Element region listings:
⟨

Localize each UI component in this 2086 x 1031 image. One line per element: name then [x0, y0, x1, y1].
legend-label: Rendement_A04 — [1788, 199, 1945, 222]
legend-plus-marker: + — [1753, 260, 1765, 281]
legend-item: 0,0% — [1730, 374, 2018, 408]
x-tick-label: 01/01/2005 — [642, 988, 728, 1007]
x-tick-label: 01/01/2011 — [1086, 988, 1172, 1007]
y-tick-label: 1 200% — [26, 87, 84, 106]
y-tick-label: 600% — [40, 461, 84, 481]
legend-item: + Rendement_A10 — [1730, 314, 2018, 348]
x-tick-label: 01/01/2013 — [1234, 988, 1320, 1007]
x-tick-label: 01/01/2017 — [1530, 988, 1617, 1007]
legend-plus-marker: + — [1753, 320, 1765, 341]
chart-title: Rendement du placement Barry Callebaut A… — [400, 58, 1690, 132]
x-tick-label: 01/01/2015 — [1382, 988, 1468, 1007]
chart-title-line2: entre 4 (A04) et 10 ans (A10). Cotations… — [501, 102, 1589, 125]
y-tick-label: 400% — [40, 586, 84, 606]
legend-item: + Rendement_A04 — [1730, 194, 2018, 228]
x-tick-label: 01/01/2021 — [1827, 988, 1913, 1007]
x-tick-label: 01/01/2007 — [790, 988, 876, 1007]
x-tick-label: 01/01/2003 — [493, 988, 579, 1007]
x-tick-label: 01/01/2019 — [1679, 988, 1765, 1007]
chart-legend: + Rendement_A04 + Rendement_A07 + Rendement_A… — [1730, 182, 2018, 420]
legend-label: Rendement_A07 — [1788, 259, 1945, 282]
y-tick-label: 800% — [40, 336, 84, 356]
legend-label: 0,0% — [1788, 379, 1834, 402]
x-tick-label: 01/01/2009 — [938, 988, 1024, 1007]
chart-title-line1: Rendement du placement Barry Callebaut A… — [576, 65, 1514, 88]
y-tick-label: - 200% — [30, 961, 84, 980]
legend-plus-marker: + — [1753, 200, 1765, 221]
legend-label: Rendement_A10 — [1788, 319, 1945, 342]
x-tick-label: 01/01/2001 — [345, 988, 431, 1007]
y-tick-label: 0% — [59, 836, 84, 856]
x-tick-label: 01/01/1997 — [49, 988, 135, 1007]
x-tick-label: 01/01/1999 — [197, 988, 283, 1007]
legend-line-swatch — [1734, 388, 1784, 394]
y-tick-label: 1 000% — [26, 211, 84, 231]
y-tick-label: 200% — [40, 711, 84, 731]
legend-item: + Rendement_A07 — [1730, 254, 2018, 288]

⟩

- _TASK REQUIREMENTS_:
Could you copy every line of the entries above verbatim, with no character changed?

- _EXPECTED OUTPUT_:
Localize each UI component in this 2086 x 1031 image. One line per element: name then [x0, y0, x1, y1].
legend-label: Rendement_A04 — [1788, 199, 1945, 222]
legend-plus-marker: + — [1753, 260, 1765, 281]
legend-item: 0,0% — [1730, 374, 2018, 408]
x-tick-label: 01/01/2005 — [642, 988, 728, 1007]
x-tick-label: 01/01/2011 — [1086, 988, 1172, 1007]
y-tick-label: 1 200% — [26, 87, 84, 106]
y-tick-label: 600% — [40, 461, 84, 481]
legend-item: + Rendement_A10 — [1730, 314, 2018, 348]
x-tick-label: 01/01/2013 — [1234, 988, 1320, 1007]
x-tick-label: 01/01/2017 — [1530, 988, 1617, 1007]
legend-plus-marker: + — [1753, 320, 1765, 341]
chart-title: Rendement du placement Barry Callebaut A… — [400, 58, 1690, 132]
x-tick-label: 01/01/2015 — [1382, 988, 1468, 1007]
chart-title-line2: entre 4 (A04) et 10 ans (A10). Cotations… — [501, 102, 1589, 125]
y-tick-label: 400% — [40, 586, 84, 606]
legend-item: + Rendement_A04 — [1730, 194, 2018, 228]
x-tick-label: 01/01/2021 — [1827, 988, 1913, 1007]
x-tick-label: 01/01/2007 — [790, 988, 876, 1007]
x-tick-label: 01/01/2003 — [493, 988, 579, 1007]
x-tick-label: 01/01/2019 — [1679, 988, 1765, 1007]
chart-legend: + Rendement_A04 + Rendement_A07 + Rendement_A… — [1730, 182, 2018, 420]
legend-label: Rendement_A07 — [1788, 259, 1945, 282]
y-tick-label: 800% — [40, 336, 84, 356]
legend-label: 0,0% — [1788, 379, 1834, 402]
x-tick-label: 01/01/2009 — [938, 988, 1024, 1007]
chart-title-line1: Rendement du placement Barry Callebaut A… — [576, 65, 1514, 88]
y-tick-label: - 200% — [30, 961, 84, 980]
legend-plus-marker: + — [1753, 200, 1765, 221]
legend-label: Rendement_A10 — [1788, 319, 1945, 342]
x-tick-label: 01/01/2001 — [345, 988, 431, 1007]
y-tick-label: 0% — [59, 836, 84, 856]
x-tick-label: 01/01/1997 — [49, 988, 135, 1007]
x-tick-label: 01/01/1999 — [197, 988, 283, 1007]
legend-line-swatch — [1734, 388, 1784, 394]
y-tick-label: 1 000% — [26, 211, 84, 231]
y-tick-label: 200% — [40, 711, 84, 731]
legend-item: + Rendement_A07 — [1730, 254, 2018, 288]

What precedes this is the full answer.